## ИСХОДНЫЙ ТЕКСТ

↓

В первой же сцене Бородкин жалуется Маломальскому на пущенную против него кем-то клевету:
"Все-таки обидно. Говорится пословица: добрая слава лежит, а худая бежит. Зачем я теперь скажу про человека худо? Лучше я должон сказать про человека хорошо". "Всякий
по чужим словам судит, – продолжает сетовать Бородкин. – А почем он знает: может, он мне этим вред делает". И снова, обращаясь к Маломальскому: "Конечно, Силиверст
Потапыч, всякий знает, что это наносные слова, да к чему же это-с? Что я ему сделал?"
Кому – "ему"? Кто это "он", оклеветавший честного малого Бородкина? Отчего он так хочет его замарать? Все эти вопросы так и останутся в пьесе без ответа. Зачем тогда
Островский вводит этот посторонний сюжету мотив? А затем, чтобы будто ненароком обратиться к зрителям, предупредить их против легковерия, гуляющей по городу напраслины.
К 1853 году неприятные слухи начали было угасать сами собою. Но появление Горева в Москве и его претензии заново перебаламутили весь литературный и театральный мирок.
Странствуя по провинции, Горев, по-видимому, не знал или не придавал значения драматической деятельности своего бывшего знакомого. Но, объявившись в Москве, где только
и разговору было, что об успехе "Саней" в Малом театре, он припомнил Островского, свои давние встречи с ним и решил, что пришла пора предъявить старые векселя.
Зная характер провинциального трагика, легко вообразить, как он, услышав в одной из московских гостиных имя Островского, сопровождаемое лестными эпитетами, сначала
понимающе и язвительно улыбался, а потом, хлопнув ладонью по столу, с преувеличенным трагизмом и актерскими жестами зычно объявил, что все лучшее, что написано этим
автором, заимствовано на деле у него, Дмитрия Горева, а пьеса "Банкрот" попросту целиком похищена. Эффект был достигнут, и долго тлевший скандал полыхнул жарко.
Верный своему кумиру Аполлон Григорьев обратился к Островскому 16 октября 1853 года со стихотворным посланием. Оно осталось неопубликованным и затерялось среди бумаг
в архиве Григорьева. Удалось разыскать лишь его фрагменты, но из них явствует, что Аполлон Григорьев призывал друга идти своей дорогой, не обращая внимания на "подлой
клеветы бессильный лай и злобное шипенье":
"...И твердо знай, что клевета сия -
Исчадье самолюбий раздраженных.
В грязи греха ползущая змея
Отныне будет спутница твоя
Среди торжеств и кликов восторженных...
И не простят вожди слепых – слепые
Тебе поэт, что правдой ты исторг
Во имя сих начал святых – живые,
Искупленные слезы и восторг"[14].
Как это часто с ним бывало, Аполлон Григорьев высказался неуклюже, пышно, но горячо.

↑

## ПРЕДОСТАВЛЕННЫЕ ДАННЫЕ
↓

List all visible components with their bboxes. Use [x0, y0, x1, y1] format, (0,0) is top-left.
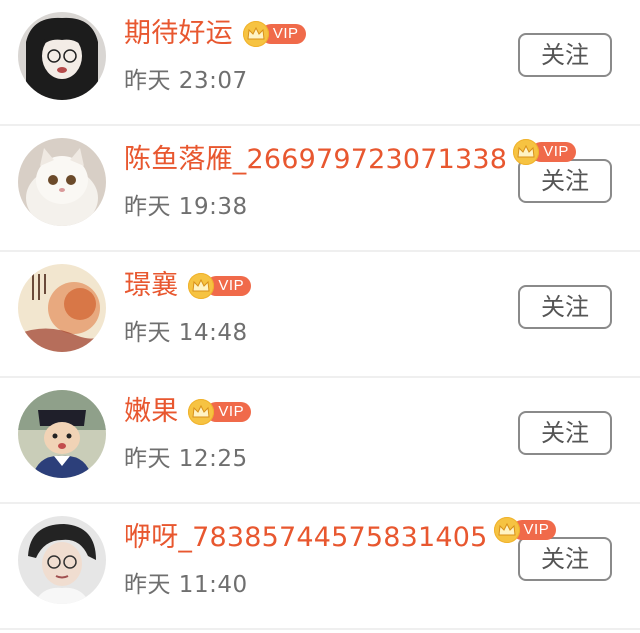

↑
↓

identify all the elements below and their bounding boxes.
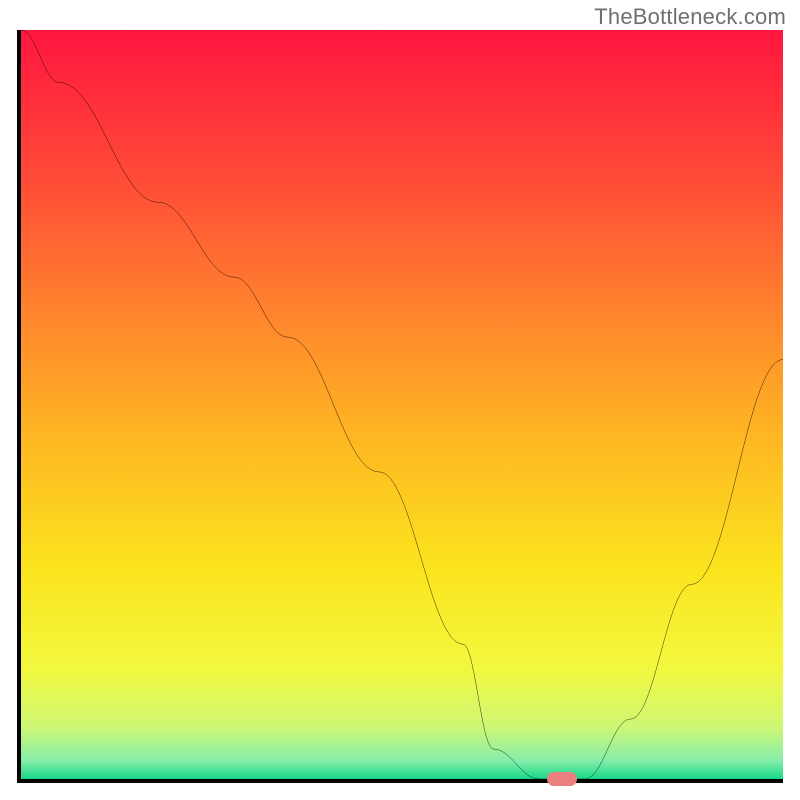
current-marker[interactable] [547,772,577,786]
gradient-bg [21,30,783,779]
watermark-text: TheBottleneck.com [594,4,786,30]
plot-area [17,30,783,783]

↑

## ПОСТАВЛЕННАЯ ЗАДАЧА
Процитируйте из текста об Островском всё, начиная со слов «В первой же» и вплоть до слов «по городу напраслины.». Данные взяты из другого источника.

## РЕШЕНИЕ
В первой же сцене Бородкин жалуется Маломальскому на пущенную против него кем-то клевету:
"Все-таки обидно. Говорится пословица: добрая слава лежит, а худая бежит. Зачем я теперь скажу про человека худо? Лучше я должон сказать про человека хорошо". "Всякий
по чужим словам судит, – продолжает сетовать Бородкин. – А почем он знает: может, он мне этим вред делает". И снова, обращаясь к Маломальскому: "Конечно, Силиверст
Потапыч, всякий знает, что это наносные слова, да к чему же это-с? Что я ему сделал?"
Кому – "ему"? Кто это "он", оклеветавший честного малого Бородкина? Отчего он так хочет его замарать? Все эти вопросы так и останутся в пьесе без ответа. Зачем тогда
Островский вводит этот посторонний сюжету мотив? А затем, чтобы будто ненароком обратиться к зрителям, предупредить их против легковерия, гуляющей по городу напраслины.